### Directions:
Convert the material, from its first line through the line containing "paragraph-fourth bbox=[145, 170, 860, 273]", into a JSON list of strings with one string per line and no blank lines.

(Region annotation records)

========================================

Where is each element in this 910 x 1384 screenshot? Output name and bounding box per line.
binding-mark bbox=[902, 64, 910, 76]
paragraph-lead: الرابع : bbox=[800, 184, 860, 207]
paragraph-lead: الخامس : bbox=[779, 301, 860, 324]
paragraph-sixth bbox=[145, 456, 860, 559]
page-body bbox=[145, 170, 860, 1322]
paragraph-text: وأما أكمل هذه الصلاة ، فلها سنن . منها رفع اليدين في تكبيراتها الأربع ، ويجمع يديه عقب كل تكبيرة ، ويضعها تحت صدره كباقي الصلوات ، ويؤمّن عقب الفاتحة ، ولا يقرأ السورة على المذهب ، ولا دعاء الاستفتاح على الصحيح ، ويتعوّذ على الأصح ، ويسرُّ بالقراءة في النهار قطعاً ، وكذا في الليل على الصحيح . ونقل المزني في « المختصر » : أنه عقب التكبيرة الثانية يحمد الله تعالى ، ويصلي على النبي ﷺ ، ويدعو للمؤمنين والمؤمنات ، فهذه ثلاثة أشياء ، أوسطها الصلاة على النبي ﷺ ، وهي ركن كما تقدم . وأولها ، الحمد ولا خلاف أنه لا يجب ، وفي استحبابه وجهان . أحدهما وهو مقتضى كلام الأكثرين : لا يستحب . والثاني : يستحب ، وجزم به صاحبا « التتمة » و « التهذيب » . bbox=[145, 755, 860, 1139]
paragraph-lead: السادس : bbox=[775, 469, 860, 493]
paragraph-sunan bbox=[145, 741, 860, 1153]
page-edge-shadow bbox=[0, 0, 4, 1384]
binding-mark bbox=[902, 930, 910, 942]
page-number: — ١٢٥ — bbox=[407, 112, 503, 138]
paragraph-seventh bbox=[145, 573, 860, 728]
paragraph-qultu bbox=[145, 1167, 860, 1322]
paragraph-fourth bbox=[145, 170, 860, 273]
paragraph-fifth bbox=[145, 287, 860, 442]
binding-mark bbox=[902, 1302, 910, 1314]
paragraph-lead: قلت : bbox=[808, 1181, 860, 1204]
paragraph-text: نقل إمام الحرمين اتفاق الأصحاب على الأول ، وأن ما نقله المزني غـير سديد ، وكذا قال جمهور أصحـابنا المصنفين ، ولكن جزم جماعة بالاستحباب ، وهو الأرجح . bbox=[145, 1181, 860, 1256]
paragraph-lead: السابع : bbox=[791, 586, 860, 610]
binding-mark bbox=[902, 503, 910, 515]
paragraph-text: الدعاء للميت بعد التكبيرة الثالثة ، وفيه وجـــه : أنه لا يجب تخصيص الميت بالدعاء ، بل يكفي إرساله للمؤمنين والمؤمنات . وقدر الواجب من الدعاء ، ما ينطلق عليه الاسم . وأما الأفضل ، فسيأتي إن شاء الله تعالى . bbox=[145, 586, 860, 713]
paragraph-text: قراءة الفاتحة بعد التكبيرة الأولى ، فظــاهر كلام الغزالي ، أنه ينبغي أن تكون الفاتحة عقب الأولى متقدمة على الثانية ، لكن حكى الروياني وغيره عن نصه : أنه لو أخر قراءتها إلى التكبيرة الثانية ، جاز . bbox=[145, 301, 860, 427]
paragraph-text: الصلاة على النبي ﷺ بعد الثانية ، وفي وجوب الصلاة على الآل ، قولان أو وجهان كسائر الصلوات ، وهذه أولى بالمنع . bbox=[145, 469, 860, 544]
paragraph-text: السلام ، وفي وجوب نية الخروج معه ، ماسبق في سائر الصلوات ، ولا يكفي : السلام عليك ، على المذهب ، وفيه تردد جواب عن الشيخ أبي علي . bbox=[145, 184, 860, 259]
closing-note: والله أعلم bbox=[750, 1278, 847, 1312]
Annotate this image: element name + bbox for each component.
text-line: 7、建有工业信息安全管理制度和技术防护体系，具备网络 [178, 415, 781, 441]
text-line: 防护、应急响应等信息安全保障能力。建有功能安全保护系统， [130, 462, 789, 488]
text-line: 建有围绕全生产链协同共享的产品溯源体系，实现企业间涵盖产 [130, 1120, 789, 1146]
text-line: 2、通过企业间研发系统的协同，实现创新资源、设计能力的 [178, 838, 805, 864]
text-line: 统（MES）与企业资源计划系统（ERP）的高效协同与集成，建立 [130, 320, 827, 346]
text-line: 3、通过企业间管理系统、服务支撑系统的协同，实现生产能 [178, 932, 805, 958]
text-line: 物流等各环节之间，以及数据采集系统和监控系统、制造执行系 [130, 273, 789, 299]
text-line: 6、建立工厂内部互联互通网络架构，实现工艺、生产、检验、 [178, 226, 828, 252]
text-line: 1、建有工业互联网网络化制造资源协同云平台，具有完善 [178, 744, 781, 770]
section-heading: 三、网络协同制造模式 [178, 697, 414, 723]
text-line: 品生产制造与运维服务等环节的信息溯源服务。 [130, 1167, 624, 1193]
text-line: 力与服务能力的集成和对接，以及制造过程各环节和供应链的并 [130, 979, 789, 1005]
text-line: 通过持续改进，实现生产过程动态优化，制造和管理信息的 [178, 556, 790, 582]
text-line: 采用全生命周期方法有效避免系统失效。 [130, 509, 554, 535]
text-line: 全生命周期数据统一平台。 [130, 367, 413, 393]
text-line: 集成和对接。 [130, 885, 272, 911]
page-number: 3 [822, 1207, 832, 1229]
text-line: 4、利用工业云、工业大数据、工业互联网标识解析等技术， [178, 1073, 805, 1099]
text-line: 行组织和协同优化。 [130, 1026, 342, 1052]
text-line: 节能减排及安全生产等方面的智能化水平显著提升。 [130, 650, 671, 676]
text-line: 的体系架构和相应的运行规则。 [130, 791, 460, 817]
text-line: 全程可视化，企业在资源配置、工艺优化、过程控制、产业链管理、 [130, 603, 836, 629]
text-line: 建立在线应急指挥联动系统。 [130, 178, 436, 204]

========================================

### Result for this task:
[
  "Where is each element in this 910 x 1384 screenshot? Output name and bounding box per line.",
  "binding-mark bbox=[902, 64, 910, 76]",
  "paragraph-lead: الرابع : bbox=[800, 184, 860, 207]",
  "paragraph-lead: الخامس : bbox=[779, 301, 860, 324]",
  "paragraph-sixth bbox=[145, 456, 860, 559]",
  "page-body bbox=[145, 170, 860, 1322]",
  "paragraph-text: وأما أكمل هذه الصلاة ، فلها سنن . منها رفع اليدين في تكبيراتها الأربع ، ويجمع يديه عقب كل تكبيرة ، ويضعها تحت صدره كباقي الصلوات ، ويؤمّن عقب الفاتحة ، ولا يقرأ السورة على المذهب ، ولا دعاء الاستفتاح على الصحيح ، ويتعوّذ على الأصح ، ويسرُّ بالقراءة في النهار قطعاً ، وكذا في الليل على الصحيح . ونقل المزني في « المختصر » : أنه عقب التكبيرة الثانية يحمد الله تعالى ، ويصلي على النبي ﷺ ، ويدعو للمؤمنين والمؤمنات ، فهذه ثلاثة أشياء ، أوسطها الصلاة على النبي ﷺ ، وهي ركن كما تقدم . وأولها ، الحمد ولا خلاف أنه لا يجب ، وفي استحبابه وجهان . أحدهما وهو مقتضى كلام الأكثرين : لا يستحب . والثاني : يستحب ، وجزم به صاحبا « التتمة » و « التهذيب » . bbox=[145, 755, 860, 1139]",
  "paragraph-lead: السادس : bbox=[775, 469, 860, 493]",
  "paragraph-sunan bbox=[145, 741, 860, 1153]",
  "page-edge-shadow bbox=[0, 0, 4, 1384]",
  "binding-mark bbox=[902, 930, 910, 942]",
  "page-number: — ١٢٥ — bbox=[407, 112, 503, 138]",
  "paragraph-seventh bbox=[145, 573, 860, 728]",
  "paragraph-qultu bbox=[145, 1167, 860, 1322]",
  "paragraph-fourth bbox=[145, 170, 860, 273]"
]